[Stored items]

◇ ◇ ◇

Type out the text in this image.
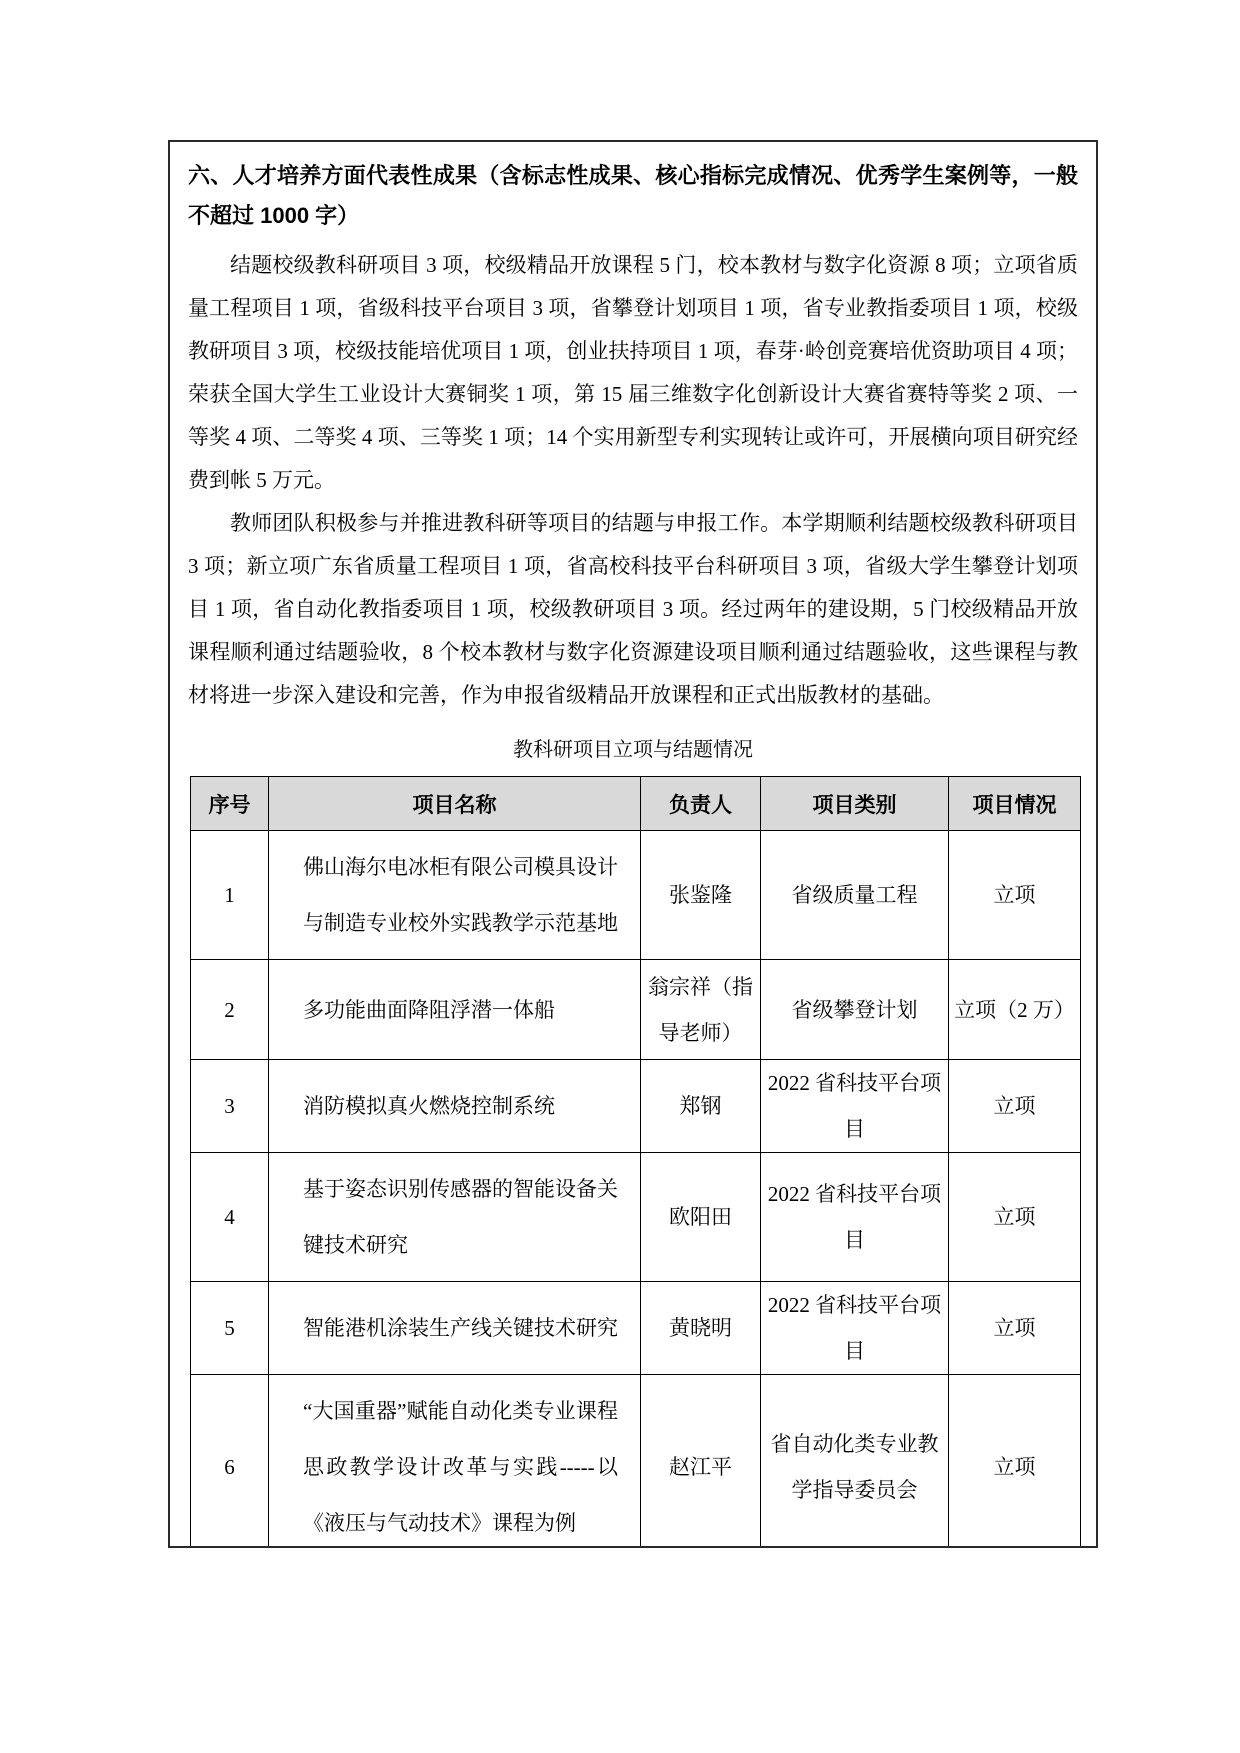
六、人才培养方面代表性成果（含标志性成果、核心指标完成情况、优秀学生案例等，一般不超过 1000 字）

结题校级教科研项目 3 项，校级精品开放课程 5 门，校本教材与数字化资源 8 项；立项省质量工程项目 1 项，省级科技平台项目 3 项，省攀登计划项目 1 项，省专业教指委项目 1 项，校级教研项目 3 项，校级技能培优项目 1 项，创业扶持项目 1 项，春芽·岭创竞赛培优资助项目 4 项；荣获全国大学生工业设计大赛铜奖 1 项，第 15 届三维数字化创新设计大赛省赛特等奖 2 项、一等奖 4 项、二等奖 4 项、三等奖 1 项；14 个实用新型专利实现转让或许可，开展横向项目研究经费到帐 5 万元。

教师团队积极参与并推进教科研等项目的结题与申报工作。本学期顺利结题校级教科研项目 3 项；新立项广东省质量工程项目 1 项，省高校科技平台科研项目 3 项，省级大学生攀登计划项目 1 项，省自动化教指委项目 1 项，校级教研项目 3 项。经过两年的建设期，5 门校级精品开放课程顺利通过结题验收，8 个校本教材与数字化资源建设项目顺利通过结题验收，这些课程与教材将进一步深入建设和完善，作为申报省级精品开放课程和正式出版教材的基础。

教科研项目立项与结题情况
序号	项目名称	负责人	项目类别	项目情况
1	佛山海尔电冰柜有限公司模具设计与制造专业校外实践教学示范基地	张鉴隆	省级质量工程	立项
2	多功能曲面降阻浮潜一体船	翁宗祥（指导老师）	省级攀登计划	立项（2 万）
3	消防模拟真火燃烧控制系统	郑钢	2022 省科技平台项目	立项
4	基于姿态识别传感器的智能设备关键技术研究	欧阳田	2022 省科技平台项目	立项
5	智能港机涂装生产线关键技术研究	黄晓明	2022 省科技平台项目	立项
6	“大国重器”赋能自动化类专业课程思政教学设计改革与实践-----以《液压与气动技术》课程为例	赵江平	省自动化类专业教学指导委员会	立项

◇ ◇ ◇

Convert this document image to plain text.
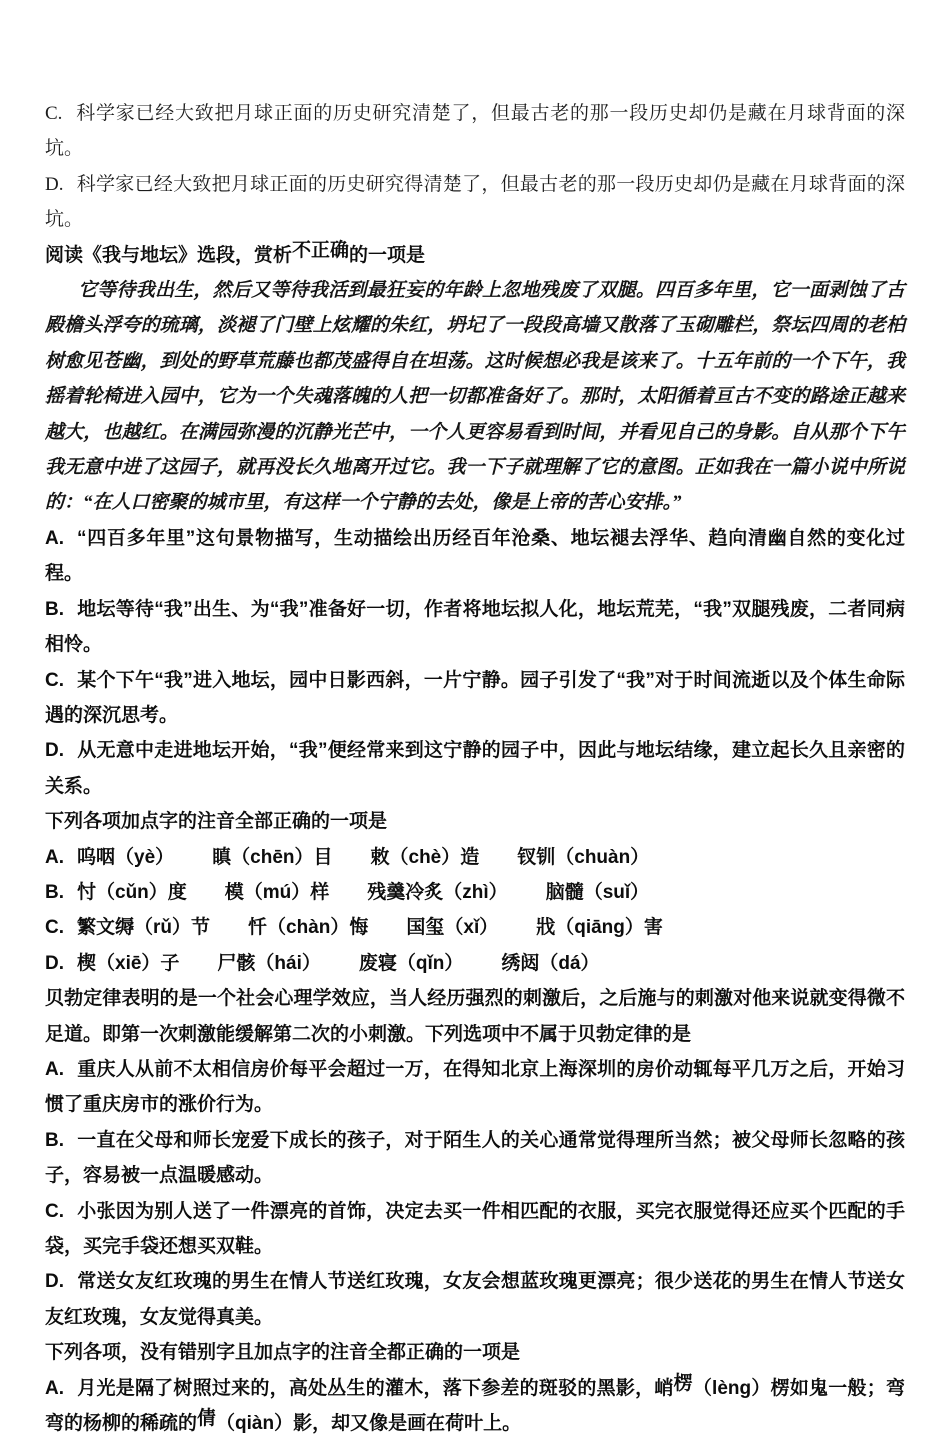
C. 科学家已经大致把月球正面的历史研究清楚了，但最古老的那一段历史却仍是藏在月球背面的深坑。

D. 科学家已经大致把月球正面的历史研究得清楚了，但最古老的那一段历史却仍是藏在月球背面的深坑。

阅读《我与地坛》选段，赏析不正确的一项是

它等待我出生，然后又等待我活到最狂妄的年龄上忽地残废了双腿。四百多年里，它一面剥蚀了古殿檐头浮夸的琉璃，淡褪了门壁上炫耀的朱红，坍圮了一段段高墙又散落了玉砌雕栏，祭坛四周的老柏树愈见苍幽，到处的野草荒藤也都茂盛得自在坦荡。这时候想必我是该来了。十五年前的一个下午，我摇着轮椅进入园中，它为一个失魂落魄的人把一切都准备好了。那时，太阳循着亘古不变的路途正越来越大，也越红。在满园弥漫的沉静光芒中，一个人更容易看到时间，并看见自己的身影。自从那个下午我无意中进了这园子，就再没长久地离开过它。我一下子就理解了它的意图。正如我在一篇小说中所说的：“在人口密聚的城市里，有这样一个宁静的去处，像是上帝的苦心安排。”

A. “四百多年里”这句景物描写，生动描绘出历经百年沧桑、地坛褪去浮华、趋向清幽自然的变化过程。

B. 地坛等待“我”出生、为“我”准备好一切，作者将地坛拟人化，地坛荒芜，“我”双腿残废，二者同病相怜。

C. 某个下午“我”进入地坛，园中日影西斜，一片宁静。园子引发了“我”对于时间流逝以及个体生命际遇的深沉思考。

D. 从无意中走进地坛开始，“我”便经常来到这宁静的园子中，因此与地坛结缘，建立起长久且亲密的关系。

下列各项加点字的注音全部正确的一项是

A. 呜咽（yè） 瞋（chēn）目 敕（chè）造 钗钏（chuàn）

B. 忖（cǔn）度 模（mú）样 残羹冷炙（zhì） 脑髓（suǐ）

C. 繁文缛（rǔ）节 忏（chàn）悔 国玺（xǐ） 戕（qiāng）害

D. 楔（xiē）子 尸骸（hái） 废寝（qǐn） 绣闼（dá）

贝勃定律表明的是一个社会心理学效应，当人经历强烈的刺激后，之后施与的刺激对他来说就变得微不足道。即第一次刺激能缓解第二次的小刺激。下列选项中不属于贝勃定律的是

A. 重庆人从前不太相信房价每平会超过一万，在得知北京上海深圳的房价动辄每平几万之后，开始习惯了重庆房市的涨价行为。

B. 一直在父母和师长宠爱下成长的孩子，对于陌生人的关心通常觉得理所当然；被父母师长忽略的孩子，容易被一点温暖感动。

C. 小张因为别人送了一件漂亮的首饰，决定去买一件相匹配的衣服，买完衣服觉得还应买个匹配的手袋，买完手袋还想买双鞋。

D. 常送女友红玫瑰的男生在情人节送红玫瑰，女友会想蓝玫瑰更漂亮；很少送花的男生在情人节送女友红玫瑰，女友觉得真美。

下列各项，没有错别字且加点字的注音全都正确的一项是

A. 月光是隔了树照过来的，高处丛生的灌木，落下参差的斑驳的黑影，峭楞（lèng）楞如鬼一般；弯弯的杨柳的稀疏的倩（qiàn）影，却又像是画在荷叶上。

◇ ◇ ◇

Look through the entries above and report each line where the string "省科技平台项目" occurs.

> _PROBLEM SOLUTION_
3	消防模拟真火燃烧控制系统	郑钢	2022 省科技平台项目	立项
4	基于姿态识别传感器的智能设备关键技术研究	欧阳田	2022 省科技平台项目	立项
5	智能港机涂装生产线关键技术研究	黄晓明	2022 省科技平台项目	立项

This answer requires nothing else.